◆ MATERIAL TO PROCESS ◆
————————

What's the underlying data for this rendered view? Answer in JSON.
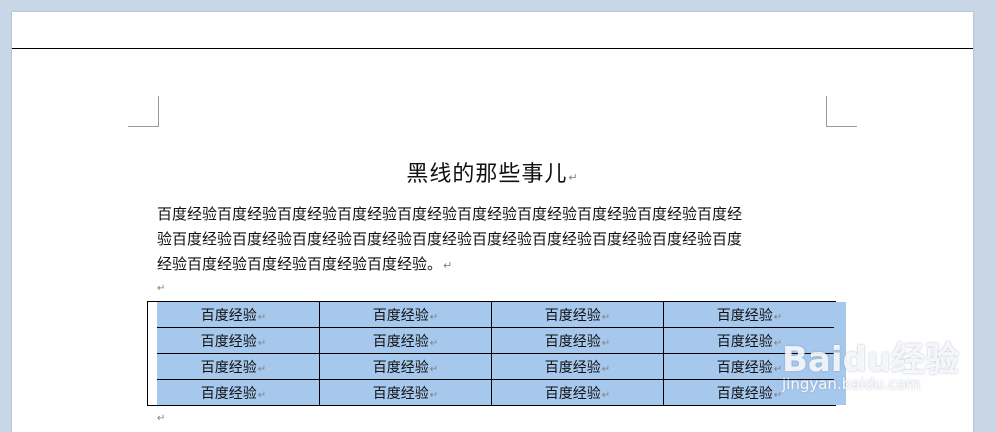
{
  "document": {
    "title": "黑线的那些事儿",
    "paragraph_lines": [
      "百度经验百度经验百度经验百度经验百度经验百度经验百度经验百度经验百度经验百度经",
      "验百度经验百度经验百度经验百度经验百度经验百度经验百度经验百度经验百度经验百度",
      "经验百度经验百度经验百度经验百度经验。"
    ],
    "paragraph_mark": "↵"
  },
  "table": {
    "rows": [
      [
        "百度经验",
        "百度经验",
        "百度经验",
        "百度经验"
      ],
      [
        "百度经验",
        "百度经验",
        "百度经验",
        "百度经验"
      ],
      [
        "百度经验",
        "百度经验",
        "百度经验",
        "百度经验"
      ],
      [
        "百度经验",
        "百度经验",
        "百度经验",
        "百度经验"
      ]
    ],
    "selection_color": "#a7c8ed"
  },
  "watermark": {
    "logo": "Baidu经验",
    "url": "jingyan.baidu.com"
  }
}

————————

◆ DIRECTIONS FOR THIS TASK ◆
Copy out every line of the material above exactly, skipping the pictures.

◆ TASK ANSWER ◆
What's the underlying data for this rendered view? Answer in JSON.
{
  "document": {
    "title": "黑线的那些事儿",
    "paragraph_lines": [
      "百度经验百度经验百度经验百度经验百度经验百度经验百度经验百度经验百度经验百度经",
      "验百度经验百度经验百度经验百度经验百度经验百度经验百度经验百度经验百度经验百度",
      "经验百度经验百度经验百度经验百度经验。"
    ],
    "paragraph_mark": "↵"
  },
  "table": {
    "rows": [
      [
        "百度经验",
        "百度经验",
        "百度经验",
        "百度经验"
      ],
      [
        "百度经验",
        "百度经验",
        "百度经验",
        "百度经验"
      ],
      [
        "百度经验",
        "百度经验",
        "百度经验",
        "百度经验"
      ],
      [
        "百度经验",
        "百度经验",
        "百度经验",
        "百度经验"
      ]
    ],
    "selection_color": "#a7c8ed"
  },
  "watermark": {
    "logo": "Baidu经验",
    "url": "jingyan.baidu.com"
  }
}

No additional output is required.